## EXTRACTED ENTRIES
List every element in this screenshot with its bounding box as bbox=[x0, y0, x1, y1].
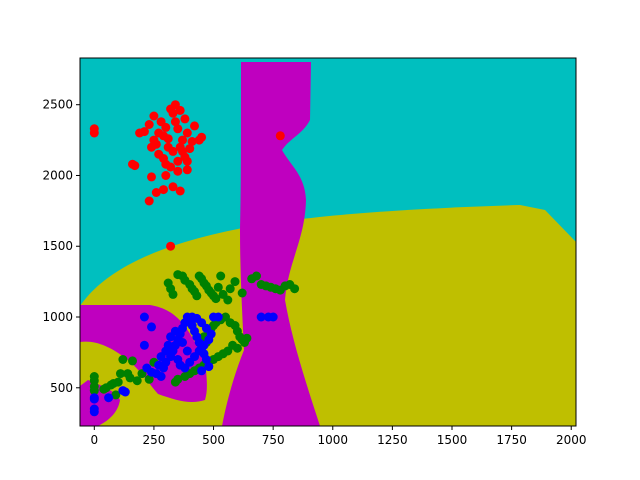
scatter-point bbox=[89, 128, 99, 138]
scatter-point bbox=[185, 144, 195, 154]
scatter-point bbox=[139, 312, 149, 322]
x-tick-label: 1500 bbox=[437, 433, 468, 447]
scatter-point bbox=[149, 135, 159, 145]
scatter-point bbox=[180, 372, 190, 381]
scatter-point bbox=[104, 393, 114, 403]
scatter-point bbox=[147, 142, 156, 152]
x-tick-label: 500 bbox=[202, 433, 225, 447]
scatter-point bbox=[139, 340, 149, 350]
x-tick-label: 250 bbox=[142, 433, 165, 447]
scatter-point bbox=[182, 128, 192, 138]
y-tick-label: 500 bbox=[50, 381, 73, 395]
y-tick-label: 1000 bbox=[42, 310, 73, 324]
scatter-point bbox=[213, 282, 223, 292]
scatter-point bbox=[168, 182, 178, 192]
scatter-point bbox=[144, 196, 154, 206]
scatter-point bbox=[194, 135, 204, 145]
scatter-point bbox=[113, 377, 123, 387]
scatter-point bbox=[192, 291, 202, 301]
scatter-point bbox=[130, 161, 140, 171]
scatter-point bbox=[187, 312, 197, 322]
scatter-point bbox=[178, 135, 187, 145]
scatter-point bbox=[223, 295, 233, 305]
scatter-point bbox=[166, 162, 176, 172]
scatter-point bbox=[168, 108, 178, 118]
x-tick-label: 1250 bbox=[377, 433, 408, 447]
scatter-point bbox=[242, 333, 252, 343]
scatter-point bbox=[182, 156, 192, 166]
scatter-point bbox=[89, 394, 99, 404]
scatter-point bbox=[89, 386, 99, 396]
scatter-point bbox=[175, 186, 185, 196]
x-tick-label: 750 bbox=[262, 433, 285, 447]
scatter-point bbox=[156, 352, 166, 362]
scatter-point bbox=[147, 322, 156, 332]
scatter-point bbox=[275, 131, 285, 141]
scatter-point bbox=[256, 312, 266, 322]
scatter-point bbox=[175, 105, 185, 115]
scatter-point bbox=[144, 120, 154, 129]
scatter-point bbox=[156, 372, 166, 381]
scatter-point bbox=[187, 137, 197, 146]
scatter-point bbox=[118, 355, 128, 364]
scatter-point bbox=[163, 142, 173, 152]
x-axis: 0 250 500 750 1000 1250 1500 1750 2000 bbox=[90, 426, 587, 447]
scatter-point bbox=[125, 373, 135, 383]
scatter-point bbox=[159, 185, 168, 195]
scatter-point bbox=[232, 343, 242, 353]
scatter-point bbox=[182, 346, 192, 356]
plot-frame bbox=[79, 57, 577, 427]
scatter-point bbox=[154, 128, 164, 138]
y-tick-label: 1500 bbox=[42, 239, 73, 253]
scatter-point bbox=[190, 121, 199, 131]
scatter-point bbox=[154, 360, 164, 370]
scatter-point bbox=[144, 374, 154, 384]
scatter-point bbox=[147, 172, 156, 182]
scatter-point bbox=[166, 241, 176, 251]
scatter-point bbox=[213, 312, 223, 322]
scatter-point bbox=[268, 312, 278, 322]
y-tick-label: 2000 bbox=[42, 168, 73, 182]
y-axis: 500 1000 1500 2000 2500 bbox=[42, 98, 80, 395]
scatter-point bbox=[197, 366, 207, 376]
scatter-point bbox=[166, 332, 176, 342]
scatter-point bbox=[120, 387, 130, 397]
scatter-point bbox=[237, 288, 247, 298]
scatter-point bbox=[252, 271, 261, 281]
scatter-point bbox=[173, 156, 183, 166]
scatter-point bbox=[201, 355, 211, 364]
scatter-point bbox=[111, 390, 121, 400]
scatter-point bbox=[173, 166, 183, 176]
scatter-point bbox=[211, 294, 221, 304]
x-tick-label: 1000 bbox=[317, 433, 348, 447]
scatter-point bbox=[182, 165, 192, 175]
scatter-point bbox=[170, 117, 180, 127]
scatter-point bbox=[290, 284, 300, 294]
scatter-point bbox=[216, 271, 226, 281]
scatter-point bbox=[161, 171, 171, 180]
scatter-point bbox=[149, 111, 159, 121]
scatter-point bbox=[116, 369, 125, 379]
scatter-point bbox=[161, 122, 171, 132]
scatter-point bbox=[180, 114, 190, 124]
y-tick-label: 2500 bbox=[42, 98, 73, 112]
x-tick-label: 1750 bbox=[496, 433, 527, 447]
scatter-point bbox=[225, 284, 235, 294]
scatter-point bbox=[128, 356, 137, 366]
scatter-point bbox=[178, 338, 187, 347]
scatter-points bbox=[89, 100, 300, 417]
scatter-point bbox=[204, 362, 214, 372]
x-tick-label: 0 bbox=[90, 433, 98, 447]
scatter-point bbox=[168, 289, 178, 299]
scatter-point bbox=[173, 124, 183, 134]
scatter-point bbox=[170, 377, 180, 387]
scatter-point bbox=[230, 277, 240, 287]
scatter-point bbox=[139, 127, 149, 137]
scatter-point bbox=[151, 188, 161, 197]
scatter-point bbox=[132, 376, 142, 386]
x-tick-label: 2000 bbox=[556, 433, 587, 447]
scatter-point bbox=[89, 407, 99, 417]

## EXERCISE
Copy every row above again, replacing "x-tick-label" with "x-label" each time it occurs and leaving everything else unchanged. Leave out the pictures.

## SOLVED PROBLEM
List every element in this screenshot with its bounding box as bbox=[x0, y0, x1, y1].
scatter-point bbox=[89, 128, 99, 138]
scatter-point bbox=[185, 144, 195, 154]
scatter-point bbox=[139, 312, 149, 322]
x-label: 1500 bbox=[437, 433, 468, 447]
scatter-point bbox=[149, 135, 159, 145]
scatter-point bbox=[180, 372, 190, 381]
scatter-point bbox=[104, 393, 114, 403]
scatter-point bbox=[147, 142, 156, 152]
x-label: 500 bbox=[202, 433, 225, 447]
scatter-point bbox=[139, 340, 149, 350]
x-label: 250 bbox=[142, 433, 165, 447]
scatter-point bbox=[182, 128, 192, 138]
y-tick-label: 500 bbox=[50, 381, 73, 395]
y-tick-label: 1000 bbox=[42, 310, 73, 324]
scatter-point bbox=[213, 282, 223, 292]
scatter-point bbox=[168, 182, 178, 192]
scatter-point bbox=[144, 196, 154, 206]
scatter-point bbox=[194, 135, 204, 145]
scatter-point bbox=[113, 377, 123, 387]
scatter-point bbox=[192, 291, 202, 301]
scatter-point bbox=[130, 161, 140, 171]
scatter-point bbox=[187, 312, 197, 322]
scatter-point bbox=[178, 135, 187, 145]
scatter-point bbox=[223, 295, 233, 305]
scatter-point bbox=[166, 162, 176, 172]
scatter-point bbox=[168, 108, 178, 118]
x-label: 1250 bbox=[377, 433, 408, 447]
scatter-point bbox=[242, 333, 252, 343]
scatter-point bbox=[182, 156, 192, 166]
scatter-point bbox=[89, 394, 99, 404]
scatter-point bbox=[89, 386, 99, 396]
scatter-point bbox=[175, 186, 185, 196]
x-label: 750 bbox=[262, 433, 285, 447]
scatter-point bbox=[156, 352, 166, 362]
scatter-point bbox=[147, 322, 156, 332]
scatter-point bbox=[275, 131, 285, 141]
scatter-point bbox=[256, 312, 266, 322]
scatter-point bbox=[175, 105, 185, 115]
scatter-point bbox=[144, 120, 154, 129]
scatter-point bbox=[156, 372, 166, 381]
scatter-point bbox=[187, 137, 197, 146]
scatter-point bbox=[118, 355, 128, 364]
scatter-point bbox=[163, 142, 173, 152]
x-axis: 0 250 500 750 1000 1250 1500 1750 2000 bbox=[90, 426, 587, 447]
scatter-point bbox=[125, 373, 135, 383]
scatter-point bbox=[159, 185, 168, 195]
scatter-point bbox=[232, 343, 242, 353]
scatter-point bbox=[182, 346, 192, 356]
plot-frame bbox=[79, 57, 577, 427]
scatter-point bbox=[154, 128, 164, 138]
y-tick-label: 1500 bbox=[42, 239, 73, 253]
scatter-point bbox=[190, 121, 199, 131]
scatter-point bbox=[154, 360, 164, 370]
scatter-point bbox=[144, 374, 154, 384]
scatter-point bbox=[147, 172, 156, 182]
scatter-point bbox=[166, 241, 176, 251]
scatter-point bbox=[213, 312, 223, 322]
scatter-point bbox=[268, 312, 278, 322]
y-tick-label: 2000 bbox=[42, 168, 73, 182]
y-axis: 500 1000 1500 2000 2500 bbox=[42, 98, 80, 395]
scatter-point bbox=[197, 366, 207, 376]
scatter-point bbox=[166, 332, 176, 342]
scatter-point bbox=[120, 387, 130, 397]
scatter-point bbox=[237, 288, 247, 298]
scatter-point bbox=[252, 271, 261, 281]
scatter-point bbox=[173, 156, 183, 166]
scatter-point bbox=[201, 355, 211, 364]
scatter-point bbox=[111, 390, 121, 400]
scatter-point bbox=[173, 166, 183, 176]
scatter-point bbox=[211, 294, 221, 304]
x-label: 1000 bbox=[317, 433, 348, 447]
scatter-point bbox=[182, 165, 192, 175]
scatter-point bbox=[170, 117, 180, 127]
scatter-point bbox=[290, 284, 300, 294]
scatter-point bbox=[216, 271, 226, 281]
scatter-point bbox=[161, 171, 171, 180]
scatter-point bbox=[149, 111, 159, 121]
scatter-point bbox=[116, 369, 125, 379]
scatter-point bbox=[161, 122, 171, 132]
scatter-point bbox=[180, 114, 190, 124]
y-tick-label: 2500 bbox=[42, 98, 73, 112]
x-label: 1750 bbox=[496, 433, 527, 447]
scatter-point bbox=[225, 284, 235, 294]
scatter-point bbox=[128, 356, 137, 366]
scatter-point bbox=[178, 338, 187, 347]
scatter-points bbox=[89, 100, 300, 417]
scatter-point bbox=[204, 362, 214, 372]
x-label: 0 bbox=[90, 433, 98, 447]
scatter-point bbox=[168, 289, 178, 299]
scatter-point bbox=[173, 124, 183, 134]
scatter-point bbox=[170, 377, 180, 387]
scatter-point bbox=[230, 277, 240, 287]
scatter-point bbox=[139, 127, 149, 137]
scatter-point bbox=[151, 188, 161, 197]
scatter-point bbox=[132, 376, 142, 386]
x-label: 2000 bbox=[556, 433, 587, 447]
scatter-point bbox=[89, 407, 99, 417]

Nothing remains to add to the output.